(Data extracted from a collection)

══════

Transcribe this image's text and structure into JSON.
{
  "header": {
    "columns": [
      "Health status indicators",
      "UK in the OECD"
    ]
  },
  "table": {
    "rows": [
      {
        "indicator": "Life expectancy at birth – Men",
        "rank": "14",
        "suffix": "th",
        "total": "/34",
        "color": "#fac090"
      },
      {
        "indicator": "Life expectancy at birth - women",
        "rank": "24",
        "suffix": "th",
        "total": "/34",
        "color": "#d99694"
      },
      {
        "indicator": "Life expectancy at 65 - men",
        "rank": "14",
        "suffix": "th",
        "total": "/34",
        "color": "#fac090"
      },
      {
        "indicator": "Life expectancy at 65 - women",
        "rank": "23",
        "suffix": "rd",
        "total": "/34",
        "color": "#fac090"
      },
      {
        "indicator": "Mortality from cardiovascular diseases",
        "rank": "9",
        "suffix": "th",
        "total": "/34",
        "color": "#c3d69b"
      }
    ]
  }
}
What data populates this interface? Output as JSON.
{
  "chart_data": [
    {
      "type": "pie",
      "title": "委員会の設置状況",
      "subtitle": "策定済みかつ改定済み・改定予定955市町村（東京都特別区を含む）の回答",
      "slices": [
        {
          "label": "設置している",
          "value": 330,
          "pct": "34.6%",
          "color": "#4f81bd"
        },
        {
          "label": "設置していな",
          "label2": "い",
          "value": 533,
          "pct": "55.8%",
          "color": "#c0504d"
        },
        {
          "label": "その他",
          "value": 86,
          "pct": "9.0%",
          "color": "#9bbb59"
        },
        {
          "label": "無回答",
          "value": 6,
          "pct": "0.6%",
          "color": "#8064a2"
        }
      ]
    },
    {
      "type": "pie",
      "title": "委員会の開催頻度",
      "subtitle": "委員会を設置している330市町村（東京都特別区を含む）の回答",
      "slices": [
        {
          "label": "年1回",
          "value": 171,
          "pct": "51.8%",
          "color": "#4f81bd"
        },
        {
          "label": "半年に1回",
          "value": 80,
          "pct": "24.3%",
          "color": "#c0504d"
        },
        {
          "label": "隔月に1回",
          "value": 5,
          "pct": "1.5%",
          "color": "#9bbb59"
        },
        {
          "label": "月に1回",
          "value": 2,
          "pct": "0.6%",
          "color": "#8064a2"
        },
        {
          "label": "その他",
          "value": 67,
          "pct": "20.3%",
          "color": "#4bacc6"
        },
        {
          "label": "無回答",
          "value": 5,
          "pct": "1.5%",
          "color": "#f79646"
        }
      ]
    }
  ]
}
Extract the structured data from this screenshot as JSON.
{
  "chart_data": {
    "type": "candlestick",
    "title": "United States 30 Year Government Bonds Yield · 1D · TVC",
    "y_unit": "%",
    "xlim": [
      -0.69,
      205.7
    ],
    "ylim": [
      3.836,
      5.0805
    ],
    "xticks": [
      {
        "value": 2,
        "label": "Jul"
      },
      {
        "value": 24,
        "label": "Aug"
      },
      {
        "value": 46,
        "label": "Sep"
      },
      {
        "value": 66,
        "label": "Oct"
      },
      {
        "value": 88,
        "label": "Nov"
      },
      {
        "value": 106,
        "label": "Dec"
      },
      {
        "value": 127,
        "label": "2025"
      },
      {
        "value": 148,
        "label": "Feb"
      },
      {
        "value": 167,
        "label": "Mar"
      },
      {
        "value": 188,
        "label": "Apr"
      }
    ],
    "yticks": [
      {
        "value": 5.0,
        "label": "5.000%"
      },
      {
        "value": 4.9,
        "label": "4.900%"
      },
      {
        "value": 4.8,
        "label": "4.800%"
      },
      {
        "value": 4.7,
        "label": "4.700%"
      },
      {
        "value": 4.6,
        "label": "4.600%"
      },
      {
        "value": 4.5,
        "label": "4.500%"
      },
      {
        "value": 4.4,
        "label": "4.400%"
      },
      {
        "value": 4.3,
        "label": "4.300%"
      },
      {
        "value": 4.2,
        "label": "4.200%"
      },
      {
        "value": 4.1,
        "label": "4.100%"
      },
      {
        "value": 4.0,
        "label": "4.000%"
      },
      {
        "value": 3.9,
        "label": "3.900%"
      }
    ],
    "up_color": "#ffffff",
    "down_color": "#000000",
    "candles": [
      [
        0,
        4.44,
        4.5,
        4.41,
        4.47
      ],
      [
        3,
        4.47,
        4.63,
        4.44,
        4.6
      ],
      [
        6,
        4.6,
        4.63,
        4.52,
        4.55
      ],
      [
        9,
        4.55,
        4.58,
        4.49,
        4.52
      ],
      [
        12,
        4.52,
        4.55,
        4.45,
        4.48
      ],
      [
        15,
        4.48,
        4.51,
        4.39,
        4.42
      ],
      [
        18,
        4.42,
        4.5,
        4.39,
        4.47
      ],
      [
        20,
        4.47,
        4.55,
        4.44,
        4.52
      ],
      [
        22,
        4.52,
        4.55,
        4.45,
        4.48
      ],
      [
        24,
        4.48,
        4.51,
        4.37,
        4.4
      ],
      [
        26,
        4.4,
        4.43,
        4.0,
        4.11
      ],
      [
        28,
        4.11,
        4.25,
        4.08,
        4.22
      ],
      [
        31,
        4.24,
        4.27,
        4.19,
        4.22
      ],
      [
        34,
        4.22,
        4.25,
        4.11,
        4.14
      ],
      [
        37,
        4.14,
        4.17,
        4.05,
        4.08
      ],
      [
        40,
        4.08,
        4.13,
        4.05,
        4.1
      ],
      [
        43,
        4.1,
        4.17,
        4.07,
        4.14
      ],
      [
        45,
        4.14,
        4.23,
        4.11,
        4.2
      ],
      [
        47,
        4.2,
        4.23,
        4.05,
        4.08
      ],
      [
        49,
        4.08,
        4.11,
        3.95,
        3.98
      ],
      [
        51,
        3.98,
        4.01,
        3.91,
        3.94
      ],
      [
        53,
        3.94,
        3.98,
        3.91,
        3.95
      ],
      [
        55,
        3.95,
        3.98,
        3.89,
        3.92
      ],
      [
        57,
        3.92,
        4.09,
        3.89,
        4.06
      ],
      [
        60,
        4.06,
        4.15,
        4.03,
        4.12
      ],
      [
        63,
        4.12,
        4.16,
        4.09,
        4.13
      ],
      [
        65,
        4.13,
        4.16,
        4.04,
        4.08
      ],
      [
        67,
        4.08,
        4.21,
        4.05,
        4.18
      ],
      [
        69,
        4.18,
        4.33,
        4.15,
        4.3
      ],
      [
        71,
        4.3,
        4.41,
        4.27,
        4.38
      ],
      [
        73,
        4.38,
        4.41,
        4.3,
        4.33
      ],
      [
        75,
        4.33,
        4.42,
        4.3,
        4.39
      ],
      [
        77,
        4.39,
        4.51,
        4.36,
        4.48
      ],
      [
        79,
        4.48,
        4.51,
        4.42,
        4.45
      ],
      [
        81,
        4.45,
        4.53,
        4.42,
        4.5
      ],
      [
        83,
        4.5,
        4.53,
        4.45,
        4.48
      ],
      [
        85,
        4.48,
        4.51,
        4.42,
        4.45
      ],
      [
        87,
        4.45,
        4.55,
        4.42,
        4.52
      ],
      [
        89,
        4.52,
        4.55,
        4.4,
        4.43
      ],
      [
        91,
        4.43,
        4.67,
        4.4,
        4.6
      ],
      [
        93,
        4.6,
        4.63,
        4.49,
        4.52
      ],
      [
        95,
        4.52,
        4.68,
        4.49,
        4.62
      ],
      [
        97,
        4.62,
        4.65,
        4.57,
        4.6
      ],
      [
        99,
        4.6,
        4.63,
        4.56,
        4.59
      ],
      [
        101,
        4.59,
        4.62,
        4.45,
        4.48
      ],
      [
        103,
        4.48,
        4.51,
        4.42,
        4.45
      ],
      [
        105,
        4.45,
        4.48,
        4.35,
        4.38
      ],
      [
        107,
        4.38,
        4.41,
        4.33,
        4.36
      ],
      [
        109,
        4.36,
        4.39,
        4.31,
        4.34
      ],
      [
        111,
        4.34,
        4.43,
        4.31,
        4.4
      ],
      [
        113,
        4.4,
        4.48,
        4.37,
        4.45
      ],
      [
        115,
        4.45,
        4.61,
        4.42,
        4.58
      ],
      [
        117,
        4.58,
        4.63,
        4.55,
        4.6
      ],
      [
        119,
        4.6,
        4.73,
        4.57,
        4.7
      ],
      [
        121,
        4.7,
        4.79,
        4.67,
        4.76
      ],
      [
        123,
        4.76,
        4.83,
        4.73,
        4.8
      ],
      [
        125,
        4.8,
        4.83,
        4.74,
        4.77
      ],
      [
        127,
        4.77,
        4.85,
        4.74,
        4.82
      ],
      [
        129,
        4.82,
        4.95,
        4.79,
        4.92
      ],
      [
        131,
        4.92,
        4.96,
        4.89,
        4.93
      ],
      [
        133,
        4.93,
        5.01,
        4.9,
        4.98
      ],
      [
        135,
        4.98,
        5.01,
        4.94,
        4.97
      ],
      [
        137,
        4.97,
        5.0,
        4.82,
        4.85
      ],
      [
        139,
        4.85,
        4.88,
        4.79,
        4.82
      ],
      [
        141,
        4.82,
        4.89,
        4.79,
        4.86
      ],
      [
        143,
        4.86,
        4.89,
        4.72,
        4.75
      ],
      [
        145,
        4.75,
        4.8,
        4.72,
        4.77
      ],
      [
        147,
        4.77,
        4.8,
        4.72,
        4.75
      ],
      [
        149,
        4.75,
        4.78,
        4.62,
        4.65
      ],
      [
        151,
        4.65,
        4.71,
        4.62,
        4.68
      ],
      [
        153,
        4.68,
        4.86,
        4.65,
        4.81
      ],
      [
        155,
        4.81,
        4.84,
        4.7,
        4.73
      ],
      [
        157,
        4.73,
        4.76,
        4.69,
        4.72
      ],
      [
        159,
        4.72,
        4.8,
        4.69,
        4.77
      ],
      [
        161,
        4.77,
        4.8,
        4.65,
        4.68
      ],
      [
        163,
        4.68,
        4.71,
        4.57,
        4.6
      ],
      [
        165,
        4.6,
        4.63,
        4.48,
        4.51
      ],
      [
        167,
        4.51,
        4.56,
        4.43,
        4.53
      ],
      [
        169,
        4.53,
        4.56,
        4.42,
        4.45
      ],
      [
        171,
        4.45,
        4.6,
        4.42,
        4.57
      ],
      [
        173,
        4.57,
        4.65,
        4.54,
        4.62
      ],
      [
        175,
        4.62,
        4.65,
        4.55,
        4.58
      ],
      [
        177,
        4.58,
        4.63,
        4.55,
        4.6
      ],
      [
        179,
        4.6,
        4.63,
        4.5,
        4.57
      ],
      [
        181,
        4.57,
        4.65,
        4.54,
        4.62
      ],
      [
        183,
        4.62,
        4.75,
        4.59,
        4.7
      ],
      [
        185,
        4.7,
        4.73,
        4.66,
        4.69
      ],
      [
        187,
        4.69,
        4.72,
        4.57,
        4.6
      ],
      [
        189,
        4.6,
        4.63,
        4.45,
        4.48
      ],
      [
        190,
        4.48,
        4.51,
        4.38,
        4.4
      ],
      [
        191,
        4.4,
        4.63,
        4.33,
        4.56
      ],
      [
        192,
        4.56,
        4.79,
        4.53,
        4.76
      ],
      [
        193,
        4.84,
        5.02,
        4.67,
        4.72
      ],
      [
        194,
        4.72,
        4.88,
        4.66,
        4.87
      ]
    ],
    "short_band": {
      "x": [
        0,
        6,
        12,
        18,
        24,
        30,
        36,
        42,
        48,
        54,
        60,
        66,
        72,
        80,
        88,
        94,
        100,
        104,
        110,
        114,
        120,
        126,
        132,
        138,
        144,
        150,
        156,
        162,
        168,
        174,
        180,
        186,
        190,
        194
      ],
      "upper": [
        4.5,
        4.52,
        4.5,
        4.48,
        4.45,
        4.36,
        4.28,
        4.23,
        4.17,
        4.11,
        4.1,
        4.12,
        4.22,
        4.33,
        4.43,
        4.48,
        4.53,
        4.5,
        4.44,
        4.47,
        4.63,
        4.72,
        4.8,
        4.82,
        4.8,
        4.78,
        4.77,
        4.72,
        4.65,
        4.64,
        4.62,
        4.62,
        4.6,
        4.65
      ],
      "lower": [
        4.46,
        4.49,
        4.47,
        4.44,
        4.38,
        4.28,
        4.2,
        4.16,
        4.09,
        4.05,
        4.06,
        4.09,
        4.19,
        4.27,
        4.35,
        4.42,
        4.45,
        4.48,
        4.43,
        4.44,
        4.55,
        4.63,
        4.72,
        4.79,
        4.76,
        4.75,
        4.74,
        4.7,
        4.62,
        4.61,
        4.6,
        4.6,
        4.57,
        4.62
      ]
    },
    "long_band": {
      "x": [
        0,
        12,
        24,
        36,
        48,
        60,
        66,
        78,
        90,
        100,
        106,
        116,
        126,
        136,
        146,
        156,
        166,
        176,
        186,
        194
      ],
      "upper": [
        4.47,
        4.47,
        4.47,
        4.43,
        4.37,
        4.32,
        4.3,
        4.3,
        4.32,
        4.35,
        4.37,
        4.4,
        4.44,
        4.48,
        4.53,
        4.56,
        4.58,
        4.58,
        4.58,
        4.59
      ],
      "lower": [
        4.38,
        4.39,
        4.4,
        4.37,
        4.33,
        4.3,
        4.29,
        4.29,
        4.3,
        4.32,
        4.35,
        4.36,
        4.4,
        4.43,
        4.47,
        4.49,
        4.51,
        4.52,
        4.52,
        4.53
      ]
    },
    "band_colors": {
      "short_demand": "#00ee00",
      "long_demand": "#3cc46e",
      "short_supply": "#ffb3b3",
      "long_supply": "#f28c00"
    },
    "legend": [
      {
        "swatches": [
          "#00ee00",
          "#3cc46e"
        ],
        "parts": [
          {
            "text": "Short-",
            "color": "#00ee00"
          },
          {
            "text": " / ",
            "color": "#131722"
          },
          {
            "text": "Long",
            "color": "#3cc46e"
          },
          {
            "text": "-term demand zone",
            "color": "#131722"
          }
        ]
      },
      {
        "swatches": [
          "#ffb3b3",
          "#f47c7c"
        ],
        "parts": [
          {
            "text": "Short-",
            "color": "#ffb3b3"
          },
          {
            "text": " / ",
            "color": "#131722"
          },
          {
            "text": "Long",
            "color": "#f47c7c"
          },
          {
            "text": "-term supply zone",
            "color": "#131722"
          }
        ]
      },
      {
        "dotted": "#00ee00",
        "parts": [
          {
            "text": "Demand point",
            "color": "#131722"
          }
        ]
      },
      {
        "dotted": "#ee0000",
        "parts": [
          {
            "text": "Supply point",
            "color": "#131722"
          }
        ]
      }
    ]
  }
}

══════

Direction: Copy out each line of the material that holds the word "text".

Expected answer:
Transcribe this image's text and structure into JSON.
            "text": "Short-",
            "text": " / ",
            "text": "Long",
            "text": "-term demand zone",
            "text": "Short-",
            "text": " / ",
            "text": "Long",
            "text": "-term supply zone",
            "text": "Demand point",
            "text": "Supply point",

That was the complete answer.